◆ **WHAT IS REQUIRED**: Please format the lines from the line with "List 17 of the" up to and including the line with "- toggle-option[interactable]: ОПЛАЧИВАЙТЕ: [124, 333, 492, 434]" as a JSON list of strings, one string per line, leaving out any blank lines.

====== DATA ======

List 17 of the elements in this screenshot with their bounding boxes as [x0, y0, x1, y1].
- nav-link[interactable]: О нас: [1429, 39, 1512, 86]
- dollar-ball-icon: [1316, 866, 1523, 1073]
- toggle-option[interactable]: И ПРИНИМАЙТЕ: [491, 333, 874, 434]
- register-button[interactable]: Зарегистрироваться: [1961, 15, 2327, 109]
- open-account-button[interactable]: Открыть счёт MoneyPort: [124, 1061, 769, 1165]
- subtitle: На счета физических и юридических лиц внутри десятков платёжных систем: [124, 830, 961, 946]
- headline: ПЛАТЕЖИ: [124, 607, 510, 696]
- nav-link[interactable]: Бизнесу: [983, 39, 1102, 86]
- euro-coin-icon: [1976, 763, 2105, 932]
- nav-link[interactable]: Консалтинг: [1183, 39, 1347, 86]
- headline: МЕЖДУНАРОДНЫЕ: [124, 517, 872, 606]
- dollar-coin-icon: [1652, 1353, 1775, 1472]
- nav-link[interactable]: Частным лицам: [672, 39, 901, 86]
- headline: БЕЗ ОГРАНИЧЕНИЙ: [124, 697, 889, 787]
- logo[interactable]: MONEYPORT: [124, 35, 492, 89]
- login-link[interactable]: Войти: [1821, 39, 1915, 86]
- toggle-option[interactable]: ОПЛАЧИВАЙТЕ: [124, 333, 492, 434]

======
====== DATA ======

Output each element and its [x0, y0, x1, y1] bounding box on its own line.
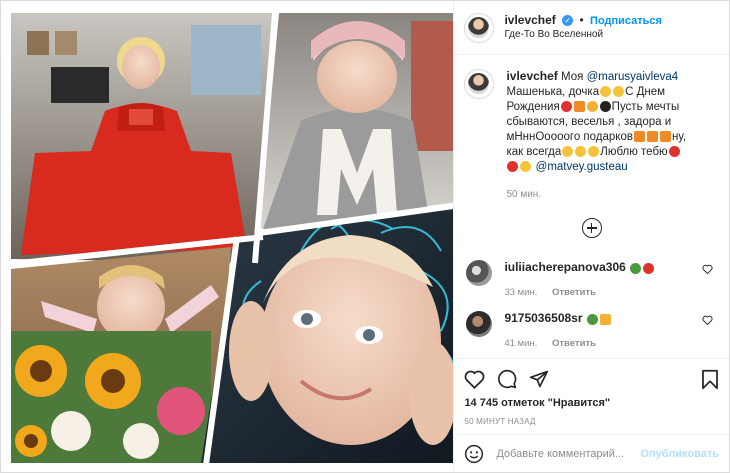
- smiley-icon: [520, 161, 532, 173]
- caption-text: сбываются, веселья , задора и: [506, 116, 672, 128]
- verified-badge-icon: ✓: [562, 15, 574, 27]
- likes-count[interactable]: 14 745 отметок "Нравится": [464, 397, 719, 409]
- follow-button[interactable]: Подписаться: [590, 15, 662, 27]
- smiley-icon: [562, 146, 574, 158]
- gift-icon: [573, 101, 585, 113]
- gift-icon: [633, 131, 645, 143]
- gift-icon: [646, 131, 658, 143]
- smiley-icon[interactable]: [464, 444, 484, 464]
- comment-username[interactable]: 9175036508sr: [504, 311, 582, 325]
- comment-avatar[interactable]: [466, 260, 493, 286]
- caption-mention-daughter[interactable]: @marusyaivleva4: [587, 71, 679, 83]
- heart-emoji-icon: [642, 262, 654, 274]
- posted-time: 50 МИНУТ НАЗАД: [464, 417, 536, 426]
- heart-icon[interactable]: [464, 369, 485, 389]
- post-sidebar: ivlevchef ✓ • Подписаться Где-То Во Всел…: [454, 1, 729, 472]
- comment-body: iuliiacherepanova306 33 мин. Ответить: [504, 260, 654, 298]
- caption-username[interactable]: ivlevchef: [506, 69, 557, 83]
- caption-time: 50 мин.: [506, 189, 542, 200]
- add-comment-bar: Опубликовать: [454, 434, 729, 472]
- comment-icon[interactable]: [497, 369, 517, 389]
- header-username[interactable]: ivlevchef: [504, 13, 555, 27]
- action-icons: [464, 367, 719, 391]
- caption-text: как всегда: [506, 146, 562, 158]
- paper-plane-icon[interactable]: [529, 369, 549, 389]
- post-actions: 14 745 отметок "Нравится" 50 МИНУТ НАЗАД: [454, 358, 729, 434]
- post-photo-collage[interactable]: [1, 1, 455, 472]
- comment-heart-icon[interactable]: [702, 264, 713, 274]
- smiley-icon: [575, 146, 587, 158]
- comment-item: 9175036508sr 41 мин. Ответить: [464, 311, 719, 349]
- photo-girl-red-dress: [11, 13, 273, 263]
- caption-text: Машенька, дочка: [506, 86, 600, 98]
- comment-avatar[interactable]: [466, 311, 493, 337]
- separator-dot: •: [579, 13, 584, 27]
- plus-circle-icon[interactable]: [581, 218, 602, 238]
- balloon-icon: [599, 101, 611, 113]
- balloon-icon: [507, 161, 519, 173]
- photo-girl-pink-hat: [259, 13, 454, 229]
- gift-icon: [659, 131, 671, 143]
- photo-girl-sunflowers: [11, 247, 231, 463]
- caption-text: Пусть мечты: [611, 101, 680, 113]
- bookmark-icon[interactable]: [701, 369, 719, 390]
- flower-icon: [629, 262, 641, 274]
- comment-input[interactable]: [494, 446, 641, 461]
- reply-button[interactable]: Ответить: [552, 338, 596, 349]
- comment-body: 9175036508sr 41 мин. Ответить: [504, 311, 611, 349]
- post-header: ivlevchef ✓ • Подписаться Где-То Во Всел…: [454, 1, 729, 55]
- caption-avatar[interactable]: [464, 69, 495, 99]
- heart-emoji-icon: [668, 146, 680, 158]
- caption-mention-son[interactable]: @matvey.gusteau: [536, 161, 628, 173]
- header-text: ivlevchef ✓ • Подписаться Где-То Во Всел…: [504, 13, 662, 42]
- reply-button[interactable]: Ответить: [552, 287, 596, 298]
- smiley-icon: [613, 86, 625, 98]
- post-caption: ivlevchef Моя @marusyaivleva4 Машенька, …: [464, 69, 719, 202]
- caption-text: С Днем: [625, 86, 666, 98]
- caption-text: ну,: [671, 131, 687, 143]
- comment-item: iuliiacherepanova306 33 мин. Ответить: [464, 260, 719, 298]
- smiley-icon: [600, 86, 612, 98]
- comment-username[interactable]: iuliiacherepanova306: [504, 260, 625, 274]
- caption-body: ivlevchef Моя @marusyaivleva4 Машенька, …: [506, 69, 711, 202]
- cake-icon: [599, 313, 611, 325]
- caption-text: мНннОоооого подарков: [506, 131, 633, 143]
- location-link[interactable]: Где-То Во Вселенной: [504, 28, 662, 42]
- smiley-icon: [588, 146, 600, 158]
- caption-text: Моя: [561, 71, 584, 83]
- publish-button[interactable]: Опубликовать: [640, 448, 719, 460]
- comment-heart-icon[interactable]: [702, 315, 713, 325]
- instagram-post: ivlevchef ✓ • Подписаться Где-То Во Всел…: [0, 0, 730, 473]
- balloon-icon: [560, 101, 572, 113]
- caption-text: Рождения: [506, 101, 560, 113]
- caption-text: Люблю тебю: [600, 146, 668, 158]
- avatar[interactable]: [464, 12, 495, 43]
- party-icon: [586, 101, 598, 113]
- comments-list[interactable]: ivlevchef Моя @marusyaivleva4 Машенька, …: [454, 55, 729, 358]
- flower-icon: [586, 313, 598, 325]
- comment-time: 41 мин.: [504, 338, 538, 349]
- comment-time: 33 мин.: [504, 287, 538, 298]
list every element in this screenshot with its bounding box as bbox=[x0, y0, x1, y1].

======

◆ **ANSWER FOR THE TASK**:
[
  "List 17 of the elements in this screenshot with their bounding boxes as [x0, y0, x1, y1].",
  "- nav-link[interactable]: О нас: [1429, 39, 1512, 86]",
  "- dollar-ball-icon: [1316, 866, 1523, 1073]",
  "- toggle-option[interactable]: И ПРИНИМАЙТЕ: [491, 333, 874, 434]",
  "- register-button[interactable]: Зарегистрироваться: [1961, 15, 2327, 109]",
  "- open-account-button[interactable]: Открыть счёт MoneyPort: [124, 1061, 769, 1165]",
  "- subtitle: На счета физических и юридических лиц внутри десятков платёжных систем: [124, 830, 961, 946]",
  "- headline: ПЛАТЕЖИ: [124, 607, 510, 696]",
  "- nav-link[interactable]: Бизнесу: [983, 39, 1102, 86]",
  "- euro-coin-icon: [1976, 763, 2105, 932]",
  "- nav-link[interactable]: Консалтинг: [1183, 39, 1347, 86]",
  "- headline: МЕЖДУНАРОДНЫЕ: [124, 517, 872, 606]",
  "- dollar-coin-icon: [1652, 1353, 1775, 1472]",
  "- nav-link[interactable]: Частным лицам: [672, 39, 901, 86]",
  "- headline: БЕЗ ОГРАНИЧЕНИЙ: [124, 697, 889, 787]",
  "- logo[interactable]: MONEYPORT: [124, 35, 492, 89]",
  "- login-link[interactable]: Войти: [1821, 39, 1915, 86]",
  "- toggle-option[interactable]: ОПЛАЧИВАЙТЕ: [124, 333, 492, 434]"
]